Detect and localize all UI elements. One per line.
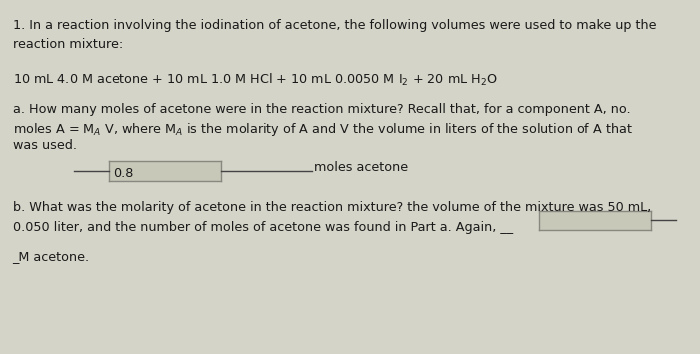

=====

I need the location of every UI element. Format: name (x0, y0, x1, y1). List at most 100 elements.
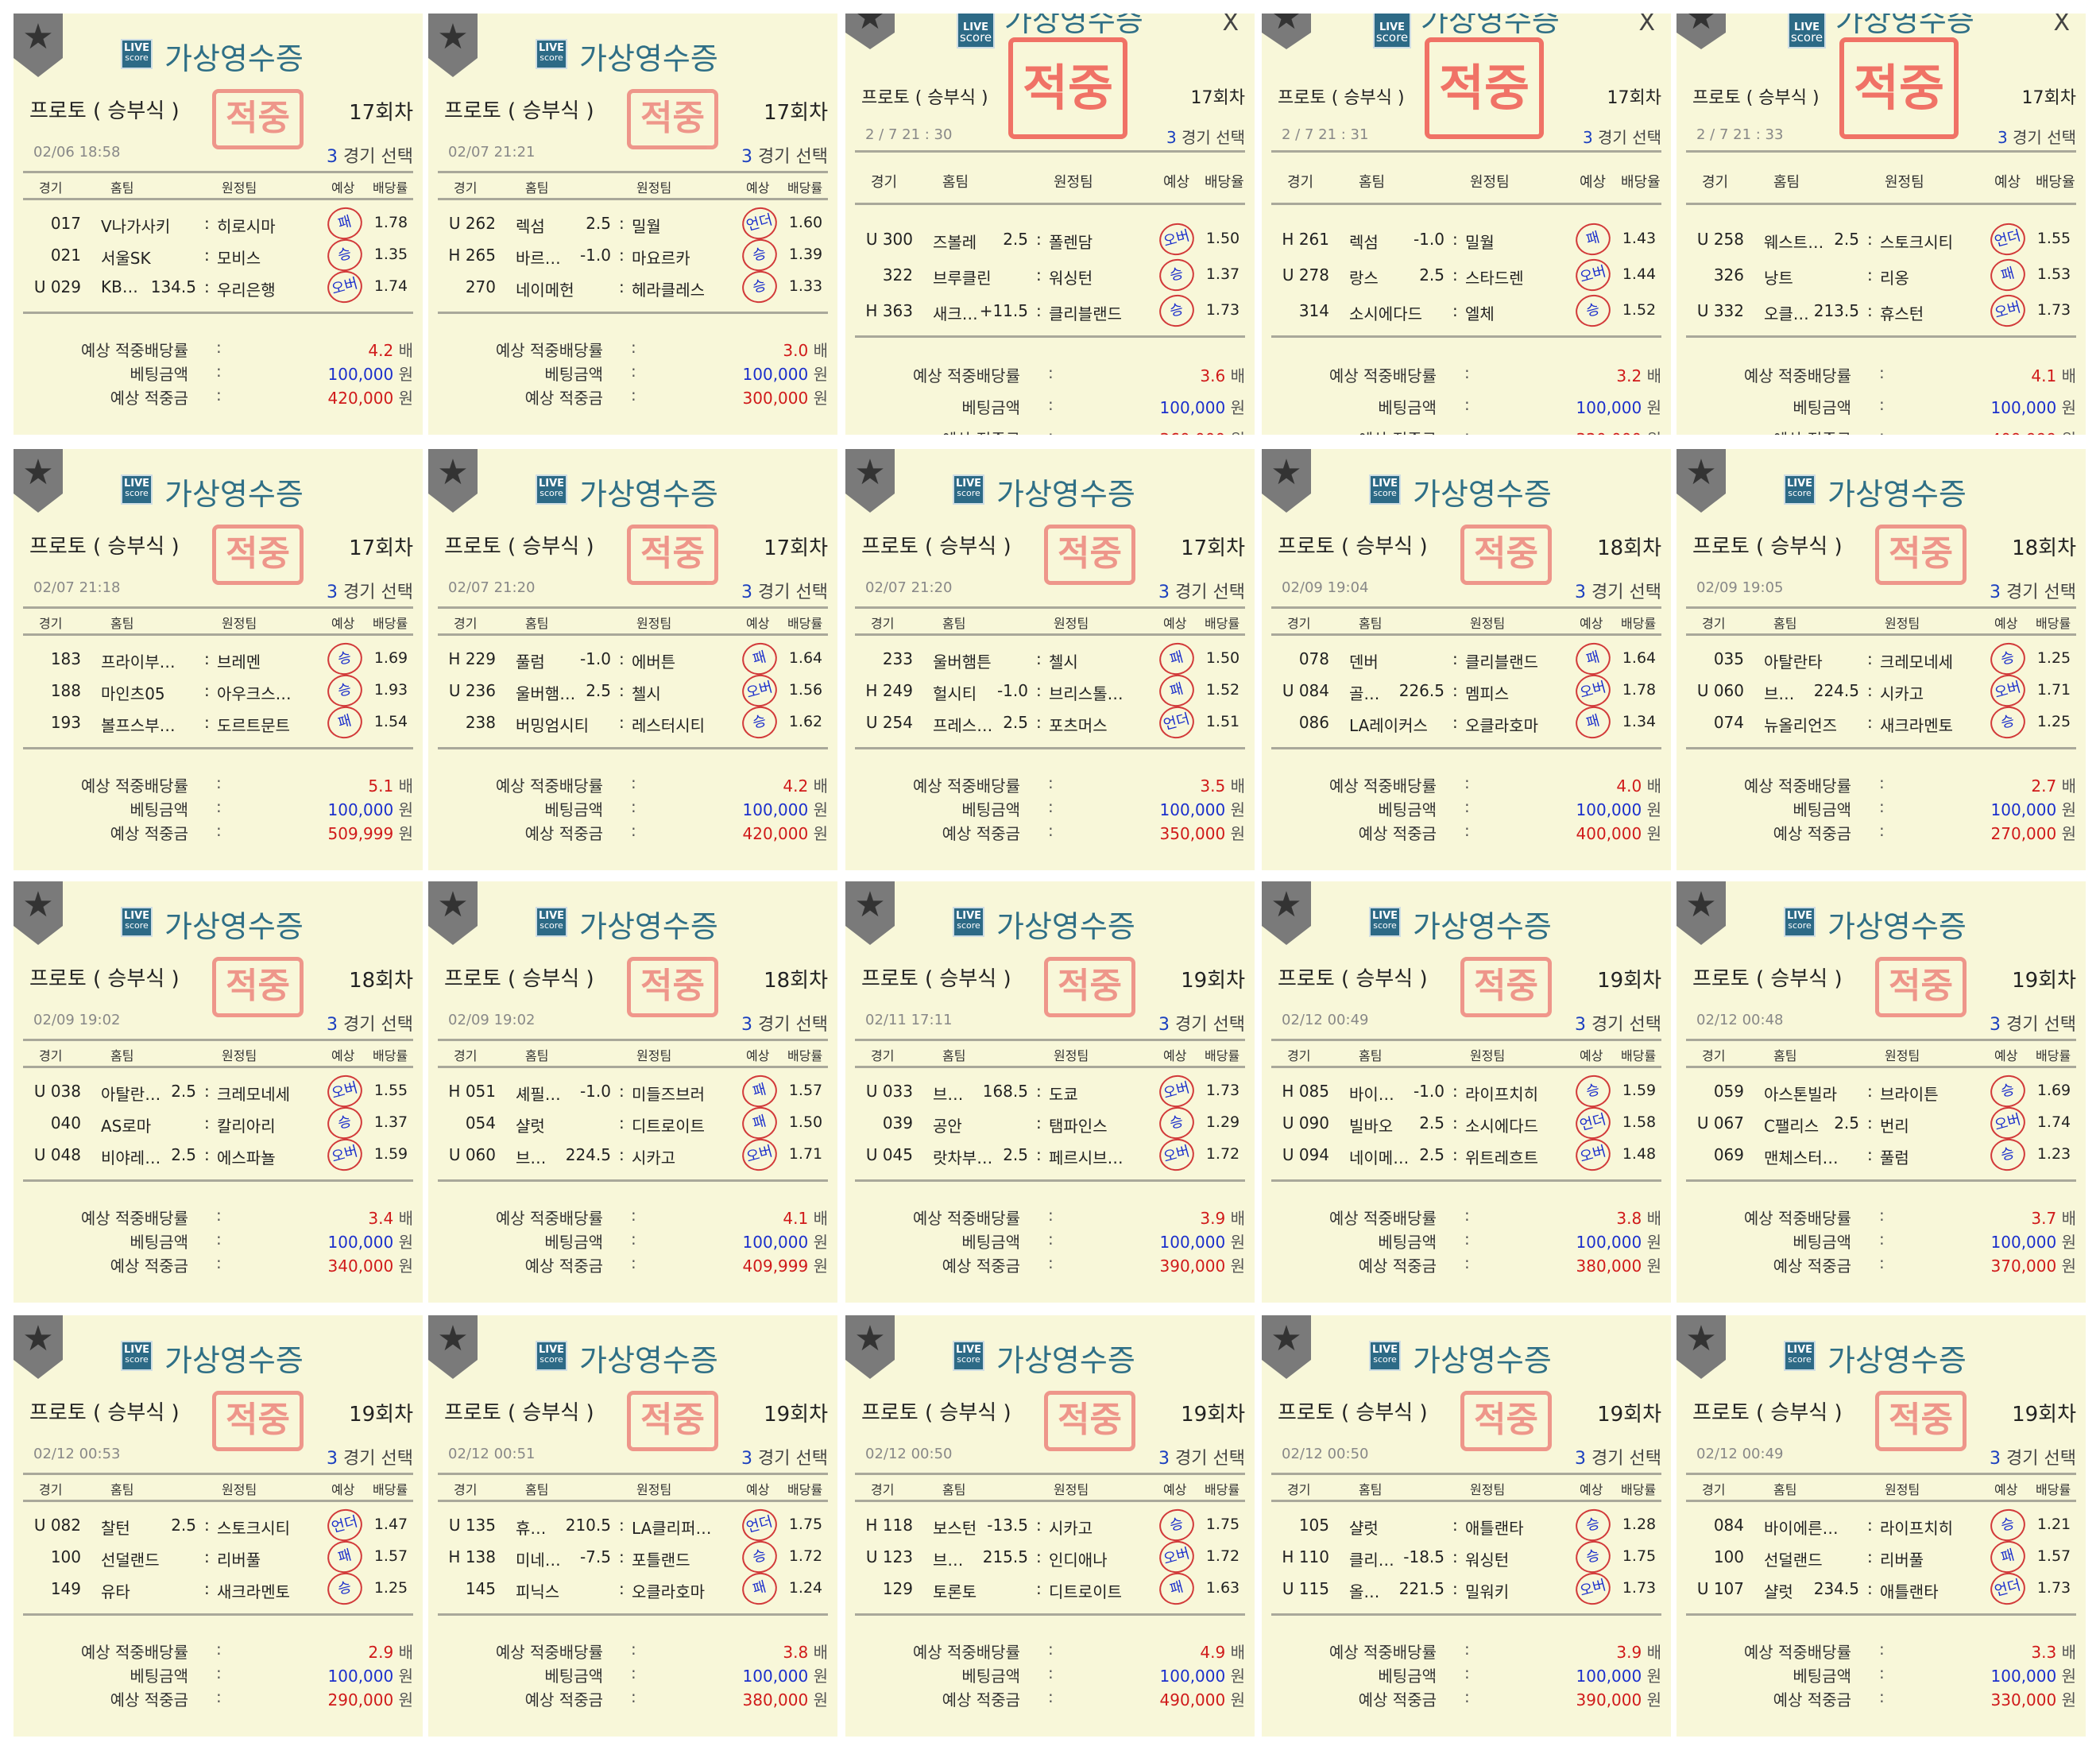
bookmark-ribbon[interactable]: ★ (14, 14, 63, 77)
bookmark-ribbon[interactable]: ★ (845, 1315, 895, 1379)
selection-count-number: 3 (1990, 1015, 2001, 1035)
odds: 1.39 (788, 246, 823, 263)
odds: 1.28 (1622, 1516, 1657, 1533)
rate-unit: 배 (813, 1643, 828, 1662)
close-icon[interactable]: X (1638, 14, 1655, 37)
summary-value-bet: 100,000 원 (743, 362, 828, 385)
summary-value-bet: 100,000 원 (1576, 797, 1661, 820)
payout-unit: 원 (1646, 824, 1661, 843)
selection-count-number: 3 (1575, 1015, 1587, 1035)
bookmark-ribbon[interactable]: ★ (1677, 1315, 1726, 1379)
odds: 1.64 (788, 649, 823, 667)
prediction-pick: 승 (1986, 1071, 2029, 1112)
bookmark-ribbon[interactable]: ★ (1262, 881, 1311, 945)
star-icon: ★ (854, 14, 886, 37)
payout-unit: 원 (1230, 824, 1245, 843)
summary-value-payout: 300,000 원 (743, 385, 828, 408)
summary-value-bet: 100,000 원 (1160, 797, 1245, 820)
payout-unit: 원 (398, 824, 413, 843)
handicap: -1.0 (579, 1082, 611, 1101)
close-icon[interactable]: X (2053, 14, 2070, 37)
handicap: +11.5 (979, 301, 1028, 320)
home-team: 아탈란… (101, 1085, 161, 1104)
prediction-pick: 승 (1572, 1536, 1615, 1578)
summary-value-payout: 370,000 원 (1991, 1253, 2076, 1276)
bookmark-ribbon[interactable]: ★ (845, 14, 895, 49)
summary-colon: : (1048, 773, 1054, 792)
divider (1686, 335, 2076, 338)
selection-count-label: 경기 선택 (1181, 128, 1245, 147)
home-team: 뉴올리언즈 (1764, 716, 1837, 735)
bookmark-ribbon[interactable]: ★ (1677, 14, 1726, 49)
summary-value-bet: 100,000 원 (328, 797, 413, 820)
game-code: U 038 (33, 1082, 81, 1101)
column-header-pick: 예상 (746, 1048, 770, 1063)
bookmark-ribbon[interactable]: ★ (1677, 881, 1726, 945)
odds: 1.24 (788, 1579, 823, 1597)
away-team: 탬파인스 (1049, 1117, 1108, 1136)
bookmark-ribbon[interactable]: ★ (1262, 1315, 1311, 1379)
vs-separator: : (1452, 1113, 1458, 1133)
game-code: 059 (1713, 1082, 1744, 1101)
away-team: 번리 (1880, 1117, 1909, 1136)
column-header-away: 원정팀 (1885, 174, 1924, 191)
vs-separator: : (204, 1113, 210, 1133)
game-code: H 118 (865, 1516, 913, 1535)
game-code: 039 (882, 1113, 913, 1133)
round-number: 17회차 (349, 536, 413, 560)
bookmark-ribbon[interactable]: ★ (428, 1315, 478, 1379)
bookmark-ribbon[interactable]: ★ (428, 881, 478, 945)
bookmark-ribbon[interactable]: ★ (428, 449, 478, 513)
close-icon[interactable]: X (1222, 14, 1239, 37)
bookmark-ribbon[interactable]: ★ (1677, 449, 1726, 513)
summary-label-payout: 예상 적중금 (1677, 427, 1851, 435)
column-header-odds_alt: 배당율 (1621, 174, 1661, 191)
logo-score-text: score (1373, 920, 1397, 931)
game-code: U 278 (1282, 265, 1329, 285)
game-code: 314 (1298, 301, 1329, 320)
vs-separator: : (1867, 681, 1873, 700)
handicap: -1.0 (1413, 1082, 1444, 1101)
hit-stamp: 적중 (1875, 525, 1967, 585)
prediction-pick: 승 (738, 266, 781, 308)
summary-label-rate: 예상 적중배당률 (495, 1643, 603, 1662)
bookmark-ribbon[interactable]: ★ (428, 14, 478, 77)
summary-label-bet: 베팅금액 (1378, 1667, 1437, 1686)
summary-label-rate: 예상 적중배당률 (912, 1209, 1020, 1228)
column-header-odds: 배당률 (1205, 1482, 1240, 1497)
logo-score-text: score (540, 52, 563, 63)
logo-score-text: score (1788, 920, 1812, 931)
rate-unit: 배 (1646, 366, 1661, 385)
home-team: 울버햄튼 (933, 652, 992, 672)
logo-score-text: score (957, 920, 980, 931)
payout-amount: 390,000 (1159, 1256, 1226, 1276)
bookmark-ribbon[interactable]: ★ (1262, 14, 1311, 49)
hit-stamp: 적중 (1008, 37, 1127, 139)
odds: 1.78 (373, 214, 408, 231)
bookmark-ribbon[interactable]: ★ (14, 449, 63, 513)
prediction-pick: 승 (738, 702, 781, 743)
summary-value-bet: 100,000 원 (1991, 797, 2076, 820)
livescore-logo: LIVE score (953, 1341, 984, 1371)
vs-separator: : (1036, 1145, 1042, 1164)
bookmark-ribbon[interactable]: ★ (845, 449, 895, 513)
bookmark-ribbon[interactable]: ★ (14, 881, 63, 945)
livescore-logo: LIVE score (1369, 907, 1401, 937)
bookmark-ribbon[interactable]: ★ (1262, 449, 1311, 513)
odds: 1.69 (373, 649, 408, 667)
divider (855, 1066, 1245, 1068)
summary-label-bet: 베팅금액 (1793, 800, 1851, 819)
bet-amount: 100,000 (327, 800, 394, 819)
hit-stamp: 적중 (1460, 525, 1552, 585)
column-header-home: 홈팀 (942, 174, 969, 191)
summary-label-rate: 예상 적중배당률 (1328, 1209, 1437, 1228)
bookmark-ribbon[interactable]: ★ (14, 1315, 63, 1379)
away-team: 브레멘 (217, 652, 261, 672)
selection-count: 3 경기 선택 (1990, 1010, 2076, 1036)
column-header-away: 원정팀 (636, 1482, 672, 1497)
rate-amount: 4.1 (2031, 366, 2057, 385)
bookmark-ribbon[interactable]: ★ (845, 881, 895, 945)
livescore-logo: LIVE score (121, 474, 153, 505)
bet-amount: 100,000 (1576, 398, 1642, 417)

=====

Rename "close-icon" to "close-button" in the entries starting at the line with "I need the location" and ending at the line with "selection-count-number: 3 (1575, 1015, 1587, 1035)", keeping everything else unchanged. Return only those lines and leave out the pictures.

## Answer to the exercise
I need the location of every UI element. Format: name (x0, y0, x1, y1). List at most 100 elements.
bookmark-ribbon[interactable]: ★ (14, 14, 63, 77)
bookmark-ribbon[interactable]: ★ (845, 1315, 895, 1379)
selection-count-number: 3 (1990, 1015, 2001, 1035)
odds: 1.39 (788, 246, 823, 263)
odds: 1.28 (1622, 1516, 1657, 1533)
rate-unit: 배 (813, 1643, 828, 1662)
close-button[interactable]: X (1638, 14, 1655, 37)
summary-value-bet: 100,000 원 (743, 362, 828, 385)
summary-value-bet: 100,000 원 (1576, 797, 1661, 820)
payout-unit: 원 (1646, 824, 1661, 843)
selection-count-number: 3 (1575, 1015, 1587, 1035)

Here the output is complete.